*What you need to do*:
1. In the passage on opening bank accounts in Nigeria, rewrite everything from "Some people have" down to "and egg problem.", replacing "KYC" with "customer verification".
2. Continue the passage on Nigerian bank accounts and the BVN from its last sentence.

*Passage for review*:
◇ ◇ ◇ ◇ ◇

Some people have called this the sign of the beast and I think there is an element of truth in that. Calling it The Financial Beast would be more appropriate: It bites your backside when you misbehave, financially.

The Banks spent about $55M putting this contraption in place – if they weren’t serious about KYC and financial inclusion (really?) they wouldn’t have done it.
Which comes to the lack of ease of account opening because of KYC. Frankly it is a chicken and egg problem.

Accounts are very easy to open in most Nigerian banks as long as you have a passport photograph, barely legibly filled account opening form, a government ID and proof of address such as original utility bill – it doesn’t even have to be in your name. What else can we ask for?

But original ID is hard to come by and the average banker trust most IDs less than they trust New Year prediction by new age prophets. The ease at which you can invent an ID would make Photoshop software makers proud of themselves. Most IDs are non-verifiable which lead to the previously discussed BVN.

Does the BVN make a good man out of everyone? Maybe not but the punishment for lying is eternal damnation in the pit of financial exclusion. Too bad, you are probably stuck with your ten fingers and their wobbly prints unless you take some drastic actions.

◇ ◇ ◇ ◇ ◇

*Data listing*:
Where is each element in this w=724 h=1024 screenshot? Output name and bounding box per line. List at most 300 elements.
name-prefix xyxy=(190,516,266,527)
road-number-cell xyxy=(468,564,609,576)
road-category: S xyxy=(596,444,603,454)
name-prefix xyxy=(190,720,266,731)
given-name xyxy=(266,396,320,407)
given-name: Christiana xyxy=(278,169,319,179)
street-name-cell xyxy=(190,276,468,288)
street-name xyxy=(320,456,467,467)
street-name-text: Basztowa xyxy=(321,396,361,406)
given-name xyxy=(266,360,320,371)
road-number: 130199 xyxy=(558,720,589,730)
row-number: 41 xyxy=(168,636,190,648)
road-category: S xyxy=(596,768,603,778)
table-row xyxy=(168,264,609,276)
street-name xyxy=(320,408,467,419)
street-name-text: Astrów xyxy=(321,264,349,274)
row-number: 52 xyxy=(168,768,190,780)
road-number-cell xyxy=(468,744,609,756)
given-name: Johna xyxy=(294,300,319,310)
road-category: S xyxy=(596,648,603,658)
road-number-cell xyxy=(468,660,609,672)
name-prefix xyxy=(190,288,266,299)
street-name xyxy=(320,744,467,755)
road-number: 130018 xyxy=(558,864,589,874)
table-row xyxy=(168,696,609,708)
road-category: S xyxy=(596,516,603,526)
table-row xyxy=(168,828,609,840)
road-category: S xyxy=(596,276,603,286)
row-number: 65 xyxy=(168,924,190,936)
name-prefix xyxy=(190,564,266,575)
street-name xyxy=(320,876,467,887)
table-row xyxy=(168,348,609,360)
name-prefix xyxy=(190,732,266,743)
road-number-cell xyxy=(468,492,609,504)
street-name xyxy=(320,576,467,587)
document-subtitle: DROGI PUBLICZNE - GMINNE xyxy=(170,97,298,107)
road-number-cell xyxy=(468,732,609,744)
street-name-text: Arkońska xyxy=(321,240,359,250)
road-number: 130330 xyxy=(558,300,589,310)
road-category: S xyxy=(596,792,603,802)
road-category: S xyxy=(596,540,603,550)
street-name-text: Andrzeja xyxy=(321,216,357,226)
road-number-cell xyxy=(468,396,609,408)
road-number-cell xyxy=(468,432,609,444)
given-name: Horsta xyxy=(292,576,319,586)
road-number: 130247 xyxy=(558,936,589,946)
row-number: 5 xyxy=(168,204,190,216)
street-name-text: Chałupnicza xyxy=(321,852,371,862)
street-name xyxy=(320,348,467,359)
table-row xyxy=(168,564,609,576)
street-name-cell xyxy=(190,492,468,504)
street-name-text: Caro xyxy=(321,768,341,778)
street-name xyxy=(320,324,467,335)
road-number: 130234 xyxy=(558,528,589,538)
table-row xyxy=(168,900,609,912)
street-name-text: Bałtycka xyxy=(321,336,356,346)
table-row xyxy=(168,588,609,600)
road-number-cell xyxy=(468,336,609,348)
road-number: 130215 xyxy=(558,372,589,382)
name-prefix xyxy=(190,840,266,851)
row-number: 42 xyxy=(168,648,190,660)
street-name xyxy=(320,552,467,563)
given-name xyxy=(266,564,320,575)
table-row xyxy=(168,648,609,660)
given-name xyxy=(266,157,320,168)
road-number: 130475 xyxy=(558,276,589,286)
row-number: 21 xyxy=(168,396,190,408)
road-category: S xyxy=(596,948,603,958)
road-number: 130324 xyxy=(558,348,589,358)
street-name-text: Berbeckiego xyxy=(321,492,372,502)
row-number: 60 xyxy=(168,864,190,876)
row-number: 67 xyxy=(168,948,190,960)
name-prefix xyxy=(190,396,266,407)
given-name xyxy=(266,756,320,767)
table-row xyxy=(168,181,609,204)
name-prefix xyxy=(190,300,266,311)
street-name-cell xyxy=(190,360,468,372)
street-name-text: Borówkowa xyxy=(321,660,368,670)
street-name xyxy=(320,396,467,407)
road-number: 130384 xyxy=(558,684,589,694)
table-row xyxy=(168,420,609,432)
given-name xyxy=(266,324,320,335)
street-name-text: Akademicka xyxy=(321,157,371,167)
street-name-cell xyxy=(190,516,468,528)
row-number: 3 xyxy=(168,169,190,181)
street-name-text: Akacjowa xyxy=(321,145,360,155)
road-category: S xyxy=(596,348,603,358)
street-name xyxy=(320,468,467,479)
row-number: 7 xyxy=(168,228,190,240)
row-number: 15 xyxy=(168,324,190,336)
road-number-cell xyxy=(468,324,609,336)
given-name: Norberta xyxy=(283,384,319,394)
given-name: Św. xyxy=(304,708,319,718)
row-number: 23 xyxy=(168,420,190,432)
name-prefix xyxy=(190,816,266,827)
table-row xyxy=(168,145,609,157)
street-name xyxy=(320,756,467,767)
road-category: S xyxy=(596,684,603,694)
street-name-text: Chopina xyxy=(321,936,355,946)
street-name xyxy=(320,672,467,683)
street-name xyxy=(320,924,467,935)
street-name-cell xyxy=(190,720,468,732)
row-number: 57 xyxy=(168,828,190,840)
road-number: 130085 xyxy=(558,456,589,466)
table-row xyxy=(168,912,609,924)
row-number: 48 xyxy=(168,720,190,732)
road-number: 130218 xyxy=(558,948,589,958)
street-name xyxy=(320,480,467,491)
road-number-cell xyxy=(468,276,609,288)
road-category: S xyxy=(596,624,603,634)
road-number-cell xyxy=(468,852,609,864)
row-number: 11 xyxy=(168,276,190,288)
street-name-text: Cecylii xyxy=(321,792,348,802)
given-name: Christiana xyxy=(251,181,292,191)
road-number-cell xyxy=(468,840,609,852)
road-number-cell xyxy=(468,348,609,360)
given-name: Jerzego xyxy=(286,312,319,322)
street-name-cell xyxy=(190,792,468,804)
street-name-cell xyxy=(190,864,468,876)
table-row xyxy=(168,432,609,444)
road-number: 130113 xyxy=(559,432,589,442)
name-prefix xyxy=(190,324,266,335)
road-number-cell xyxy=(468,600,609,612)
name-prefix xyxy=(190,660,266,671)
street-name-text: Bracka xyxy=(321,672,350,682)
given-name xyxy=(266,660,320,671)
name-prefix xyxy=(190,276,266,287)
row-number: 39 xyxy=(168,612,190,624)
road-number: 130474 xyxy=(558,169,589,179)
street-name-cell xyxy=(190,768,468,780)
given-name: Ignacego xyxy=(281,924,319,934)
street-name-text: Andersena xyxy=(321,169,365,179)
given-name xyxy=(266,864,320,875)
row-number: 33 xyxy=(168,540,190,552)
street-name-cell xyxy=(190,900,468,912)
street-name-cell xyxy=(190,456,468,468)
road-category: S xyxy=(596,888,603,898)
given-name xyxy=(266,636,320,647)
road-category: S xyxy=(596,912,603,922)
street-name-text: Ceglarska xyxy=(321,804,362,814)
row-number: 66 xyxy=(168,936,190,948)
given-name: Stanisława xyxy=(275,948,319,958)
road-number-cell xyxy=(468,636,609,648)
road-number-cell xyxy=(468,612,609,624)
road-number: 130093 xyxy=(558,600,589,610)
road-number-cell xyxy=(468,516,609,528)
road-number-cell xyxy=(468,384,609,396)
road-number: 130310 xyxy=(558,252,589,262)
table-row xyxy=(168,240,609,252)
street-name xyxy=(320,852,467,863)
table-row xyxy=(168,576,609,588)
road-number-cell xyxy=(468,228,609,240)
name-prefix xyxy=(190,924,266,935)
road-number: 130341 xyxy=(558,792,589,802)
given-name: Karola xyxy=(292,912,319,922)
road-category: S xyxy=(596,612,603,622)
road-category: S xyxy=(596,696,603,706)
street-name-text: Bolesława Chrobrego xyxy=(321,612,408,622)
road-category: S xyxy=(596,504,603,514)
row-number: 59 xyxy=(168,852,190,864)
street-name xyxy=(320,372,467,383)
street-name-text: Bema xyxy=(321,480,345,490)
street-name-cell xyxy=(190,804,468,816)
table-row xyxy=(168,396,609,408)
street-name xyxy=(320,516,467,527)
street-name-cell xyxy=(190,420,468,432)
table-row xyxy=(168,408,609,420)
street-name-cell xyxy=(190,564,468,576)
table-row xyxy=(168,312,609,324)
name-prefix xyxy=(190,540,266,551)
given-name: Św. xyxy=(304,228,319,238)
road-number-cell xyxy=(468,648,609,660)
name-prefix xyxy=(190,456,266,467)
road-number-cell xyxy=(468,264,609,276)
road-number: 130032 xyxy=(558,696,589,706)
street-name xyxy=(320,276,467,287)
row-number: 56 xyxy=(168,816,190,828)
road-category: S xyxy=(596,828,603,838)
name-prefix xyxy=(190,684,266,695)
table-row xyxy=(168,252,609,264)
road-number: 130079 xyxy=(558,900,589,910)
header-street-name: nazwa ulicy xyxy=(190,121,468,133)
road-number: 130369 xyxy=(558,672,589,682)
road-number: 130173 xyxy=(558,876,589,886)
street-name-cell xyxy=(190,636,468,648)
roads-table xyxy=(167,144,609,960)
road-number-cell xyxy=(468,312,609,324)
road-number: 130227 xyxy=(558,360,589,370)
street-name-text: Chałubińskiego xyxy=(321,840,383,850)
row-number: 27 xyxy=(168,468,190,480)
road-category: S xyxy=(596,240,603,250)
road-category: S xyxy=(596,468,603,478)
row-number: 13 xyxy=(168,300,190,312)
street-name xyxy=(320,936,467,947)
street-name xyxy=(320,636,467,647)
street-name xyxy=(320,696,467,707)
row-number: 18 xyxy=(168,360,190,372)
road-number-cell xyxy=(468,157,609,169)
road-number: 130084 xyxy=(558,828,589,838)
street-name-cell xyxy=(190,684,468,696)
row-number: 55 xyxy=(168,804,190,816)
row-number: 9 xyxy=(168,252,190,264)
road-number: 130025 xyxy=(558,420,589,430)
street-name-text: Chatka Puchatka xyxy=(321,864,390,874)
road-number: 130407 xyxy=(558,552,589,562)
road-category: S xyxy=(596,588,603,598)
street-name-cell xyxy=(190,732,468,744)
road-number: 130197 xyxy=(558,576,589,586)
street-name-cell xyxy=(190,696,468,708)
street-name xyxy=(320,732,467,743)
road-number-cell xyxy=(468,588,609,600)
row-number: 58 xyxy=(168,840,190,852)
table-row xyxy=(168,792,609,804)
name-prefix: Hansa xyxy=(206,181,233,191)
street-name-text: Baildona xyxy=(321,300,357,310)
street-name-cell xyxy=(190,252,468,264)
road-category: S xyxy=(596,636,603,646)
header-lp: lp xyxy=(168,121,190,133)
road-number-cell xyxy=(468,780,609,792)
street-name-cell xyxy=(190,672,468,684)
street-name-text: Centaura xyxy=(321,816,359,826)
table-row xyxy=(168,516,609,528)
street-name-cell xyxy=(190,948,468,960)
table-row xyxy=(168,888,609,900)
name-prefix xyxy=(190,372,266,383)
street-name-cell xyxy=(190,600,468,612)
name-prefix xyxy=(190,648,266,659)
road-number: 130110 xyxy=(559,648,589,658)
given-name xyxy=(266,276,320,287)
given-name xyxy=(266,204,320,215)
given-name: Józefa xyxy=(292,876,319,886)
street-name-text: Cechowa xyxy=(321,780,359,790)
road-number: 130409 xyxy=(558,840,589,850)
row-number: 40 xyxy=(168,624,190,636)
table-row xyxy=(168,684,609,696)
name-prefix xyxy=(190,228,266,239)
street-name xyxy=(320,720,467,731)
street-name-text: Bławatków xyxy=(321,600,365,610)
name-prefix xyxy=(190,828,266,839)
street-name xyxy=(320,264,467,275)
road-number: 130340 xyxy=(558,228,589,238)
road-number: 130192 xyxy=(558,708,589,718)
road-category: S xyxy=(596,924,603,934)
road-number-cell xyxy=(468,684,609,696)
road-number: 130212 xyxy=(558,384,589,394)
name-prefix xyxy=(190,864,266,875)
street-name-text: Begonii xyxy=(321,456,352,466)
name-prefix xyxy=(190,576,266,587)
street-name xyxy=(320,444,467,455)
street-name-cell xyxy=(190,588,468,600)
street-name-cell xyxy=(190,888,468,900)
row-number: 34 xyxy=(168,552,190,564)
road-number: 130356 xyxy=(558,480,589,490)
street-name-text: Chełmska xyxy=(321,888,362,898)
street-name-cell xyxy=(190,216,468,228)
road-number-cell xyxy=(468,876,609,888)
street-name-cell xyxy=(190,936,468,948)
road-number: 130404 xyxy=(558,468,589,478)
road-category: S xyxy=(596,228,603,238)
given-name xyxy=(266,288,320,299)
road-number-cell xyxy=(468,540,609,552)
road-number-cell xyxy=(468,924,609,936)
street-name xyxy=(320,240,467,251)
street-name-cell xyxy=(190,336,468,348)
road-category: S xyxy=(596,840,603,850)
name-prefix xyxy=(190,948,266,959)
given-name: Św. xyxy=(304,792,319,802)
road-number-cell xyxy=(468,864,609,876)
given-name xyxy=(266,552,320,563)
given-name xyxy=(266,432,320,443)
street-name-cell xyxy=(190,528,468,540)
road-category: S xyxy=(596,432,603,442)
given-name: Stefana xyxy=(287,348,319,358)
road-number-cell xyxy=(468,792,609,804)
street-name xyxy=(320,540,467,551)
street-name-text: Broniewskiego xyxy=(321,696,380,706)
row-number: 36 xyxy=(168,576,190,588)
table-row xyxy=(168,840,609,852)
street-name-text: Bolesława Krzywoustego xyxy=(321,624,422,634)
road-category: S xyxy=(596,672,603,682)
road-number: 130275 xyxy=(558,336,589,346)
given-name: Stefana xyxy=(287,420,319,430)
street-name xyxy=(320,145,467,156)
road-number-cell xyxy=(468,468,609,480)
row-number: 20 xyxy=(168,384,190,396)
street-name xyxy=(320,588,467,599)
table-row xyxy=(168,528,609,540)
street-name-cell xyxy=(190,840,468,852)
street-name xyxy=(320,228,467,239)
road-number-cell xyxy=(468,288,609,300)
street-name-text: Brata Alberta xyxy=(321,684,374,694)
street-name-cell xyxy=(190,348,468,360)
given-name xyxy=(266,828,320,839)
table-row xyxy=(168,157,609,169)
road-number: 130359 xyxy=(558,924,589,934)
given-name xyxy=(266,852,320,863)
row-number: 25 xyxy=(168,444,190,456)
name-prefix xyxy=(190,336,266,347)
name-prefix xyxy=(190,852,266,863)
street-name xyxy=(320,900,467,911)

◇ ◇ ◇ ◇ ◇

*Written responses*:
1.
Some people have called this the sign of the beast and I think there is an element of truth in that. Calling it The Financial Beast would be more appropriate: It bites your backside when you misbehave, financially.

The Banks spent about $55M putting this contraption in place – if they weren’t serious about customer verification and financial inclusion (really?) they wouldn’t have done it.
Which comes to the lack of ease of account opening because of customer verification. Frankly it is a chicken and egg problem.

2.
So, some people will lie to get their BVN but how they will unlie when they need other documentations and accounts in the future, is something I’m sitting on my chair, sipping Pina Colada, waiting for.

I’m still rubbing my sore head.

Where are the killer apps?

So many things don’t work in Nigeria – too many to count. But one thing, I mean absolutely one thing, that Nigeria or Nigerians are at par with the world would be phones.

We just love the damned mobs.

But that’s not the end of it; the real McCoy is the smartphone.
At first only the middle class, the rich guys and the Yahoo boys got smartphones. Then girls discovered Blackberry and I don’t even know which is worse – Eve eating the forbidden fruit or girls chatting on Blackberries. Even a movie was made about that shitty stuff. Anyway, Blackberry committed suicide and folks moved on to Android and sometimes iPhone.

This’ where it’s started getting interesting.
The thing about Android + Google is, they ain’t elitist. While the big boys dumped Blackberry for Apple, unfortunately there ain’t no iMobile for poor folks, Chinese guys came along and practically drowned everyone with knockoffs that’s affordable. So here we are, everyone I know has a smartphone.  Even my old driver threatened me on Facebook using his smartphone (the phone is probably smarter).

So what’s the big deal?

It’s a big deal people! We could really have the next payment revolution on those damned things. (Never trust a banker, they never think beyond money, that includes me).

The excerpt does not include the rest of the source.